Tâches à réaliser:
• a. D'après le texte sur l'agriculture après les EGA, qu'a-t-on demandé aux paysans dans les années 60 ?
• b. Recopiez dans le texte sur l'agriculture après les EGA le passage qui va de « Après les EGA, les » jusqu'à « Généraux de l’Alimentation. ».
• c. Reprenez la rédaction du texte sur l'agriculture après les EGA à partir de sa dernière phrase.

Texte:

________________________

Après les EGA, les acteurs continuent de s’interroger
Sur le thème des controverses de l’agriculture et de l’alimentation, au Salon de l'agriculture à Paris, plusieurs intervenants ont notamment été invités à débattre sur le sujet du « pacte sociétal et environnemental » après les Etats Généraux de l’Alimentation.

Quel rôle pour l’agriculture aujourd’hui ? C’est la question à laquelle étaient invités à répondre différents acteurs du monde agricole et de la société à l’occasion d’une journée consacrée aux controverses dans l’agriculture, le 23 février, à la maison de la Chimie. Le sociologue Jean Viard, a ouvert le débat en rappelant les différents rôles que l’agriculture a tenus dans la société au cours des deux derniers siècles. Pour lui, la France est un des rares pays à avoir toujours eu des projets politiques pour l’agriculture. « Au XIXème siècle, l’objet de l’agriculture n’était pas de se nourrir, c’était de garantir la stabilité politique, on a fait un modèle de paysans nombreux, peu productifs, républicains, et on avait les colonies pour nous nourrir », explique le sociologue. « Dans les années 60, avec le gaullisme, on a demandé aux paysans de nous donner l’indépendance alimentaire, et ils ont fait le boulot », poursuit-il. Jean Viard estime que le problème actuel est justement l’absence de projet politique pour le secteur. Le sociologue se questionne cependant sur la nécessité de l’autonomie alimentaire, avec la possibilité des échanges internationaux.
« La première vocation du monde agricole est alimentaire »

________________________

Données disponibles:
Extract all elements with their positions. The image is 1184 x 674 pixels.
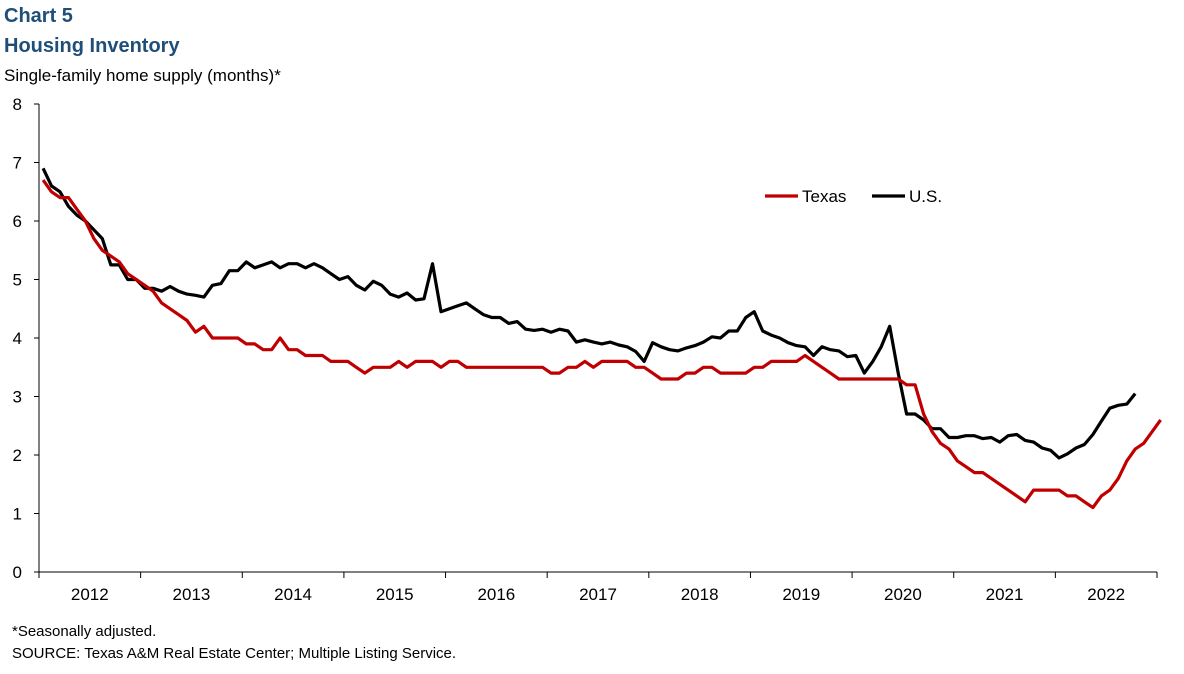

________________________

Réponses par tâche:
• a. On leur a demandé de donner l'indépendance alimentaire.

• b.
Après les EGA, les acteurs continuent de s’interroger
Sur le thème des controverses de l’agriculture et de l’alimentation, au Salon de l'agriculture à Paris, plusieurs intervenants ont notamment été invités à débattre sur le sujet du « pacte sociétal et environnemental » après les Etats Généraux de l’Alimentation.

• c.
Sandrine Bélier, directrice de l’association Humanité et Biodiversité, partage ce constat sur le manque de vision politique. Mais elle s’oppose à l’idée que l’autosuffisance ne soit pas importante à l’heure actuelle. « Je reste convaincue que la première vocation du monde agricole est alimentaire et doit le rester, la souveraineté alimentaire est plus importante que jamais », répond-t-elle. L’ancienne députée européenne estime que cet enjeu et celui de la protection de la biodiversité, « sont extrêmement liés à la paix, notamment la paix sociale et à la stabilité de nos institutions ». « Ce serait manquer de cohérence, après la COP21, d’affirmer qu’on participe à la préservation de la biodiversité et à la lutte contre le dérèglement climatique, en important du bœuf depuis l’autre côté de la planète », poursuit-elle.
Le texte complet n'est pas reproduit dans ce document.